--- Start Given entries ---

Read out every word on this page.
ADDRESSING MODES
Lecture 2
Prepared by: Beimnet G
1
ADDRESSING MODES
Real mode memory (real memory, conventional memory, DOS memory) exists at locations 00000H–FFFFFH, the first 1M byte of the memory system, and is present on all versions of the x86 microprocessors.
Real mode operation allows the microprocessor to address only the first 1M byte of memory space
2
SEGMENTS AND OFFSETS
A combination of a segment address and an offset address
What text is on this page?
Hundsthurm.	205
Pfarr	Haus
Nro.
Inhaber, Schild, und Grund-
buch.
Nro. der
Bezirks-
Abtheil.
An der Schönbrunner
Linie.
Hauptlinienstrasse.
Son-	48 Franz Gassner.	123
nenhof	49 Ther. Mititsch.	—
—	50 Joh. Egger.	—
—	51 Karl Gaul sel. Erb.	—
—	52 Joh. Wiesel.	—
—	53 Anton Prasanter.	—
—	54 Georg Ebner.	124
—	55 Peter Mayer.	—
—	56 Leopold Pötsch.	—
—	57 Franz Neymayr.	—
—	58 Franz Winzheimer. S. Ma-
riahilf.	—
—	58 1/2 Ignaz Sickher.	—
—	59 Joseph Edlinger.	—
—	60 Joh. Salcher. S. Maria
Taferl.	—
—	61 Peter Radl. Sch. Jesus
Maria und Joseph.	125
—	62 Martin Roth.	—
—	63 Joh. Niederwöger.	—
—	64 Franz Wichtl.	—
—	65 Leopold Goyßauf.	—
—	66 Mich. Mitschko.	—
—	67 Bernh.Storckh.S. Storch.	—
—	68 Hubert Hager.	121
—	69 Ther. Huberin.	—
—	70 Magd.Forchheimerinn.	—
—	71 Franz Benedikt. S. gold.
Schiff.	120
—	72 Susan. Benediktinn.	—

--- End Given entries ---

■ **Brief**
Write out all the lines again, exactly as they are.

■ **Reply to the task**
Read out every word on this page.
ADDRESSING MODES
Lecture 2
Prepared by: Beimnet G
1
ADDRESSING MODES
Real mode memory (real memory, conventional memory, DOS memory) exists at locations 00000H–FFFFFH, the first 1M byte of the memory system, and is present on all versions of the x86 microprocessors.
Real mode operation allows the microprocessor to address only the first 1M byte of memory space
2
SEGMENTS AND OFFSETS
A combination of a segment address and an offset address
What text is on this page?
Hundsthurm.	205
Pfarr	Haus
Nro.
Inhaber, Schild, und Grund-
buch.
Nro. der
Bezirks-
Abtheil.
An der Schönbrunner
Linie.
Hauptlinienstrasse.
Son-	48 Franz Gassner.	123
nenhof	49 Ther. Mititsch.	—
—	50 Joh. Egger.	—
—	51 Karl Gaul sel. Erb.	—
—	52 Joh. Wiesel.	—
—	53 Anton Prasanter.	—
—	54 Georg Ebner.	124
—	55 Peter Mayer.	—
—	56 Leopold Pötsch.	—
—	57 Franz Neymayr.	—
—	58 Franz Winzheimer. S. Ma-
riahilf.	—
—	58 1/2 Ignaz Sickher.	—
—	59 Joseph Edlinger.	—
—	60 Joh. Salcher. S. Maria
Taferl.	—
—	61 Peter Radl. Sch. Jesus
Maria und Joseph.	125
—	62 Martin Roth.	—
—	63 Joh. Niederwöger.	—
—	64 Franz Wichtl.	—
—	65 Leopold Goyßauf.	—
—	66 Mich. Mitschko.	—
—	67 Bernh.Storckh.S. Storch.	—
—	68 Hubert Hager.	121
—	69 Ther. Huberin.	—
—	70 Magd.Forchheimerinn.	—
—	71 Franz Benedikt. S. gold.
Schiff.	120
—	72 Susan. Benediktinn.	—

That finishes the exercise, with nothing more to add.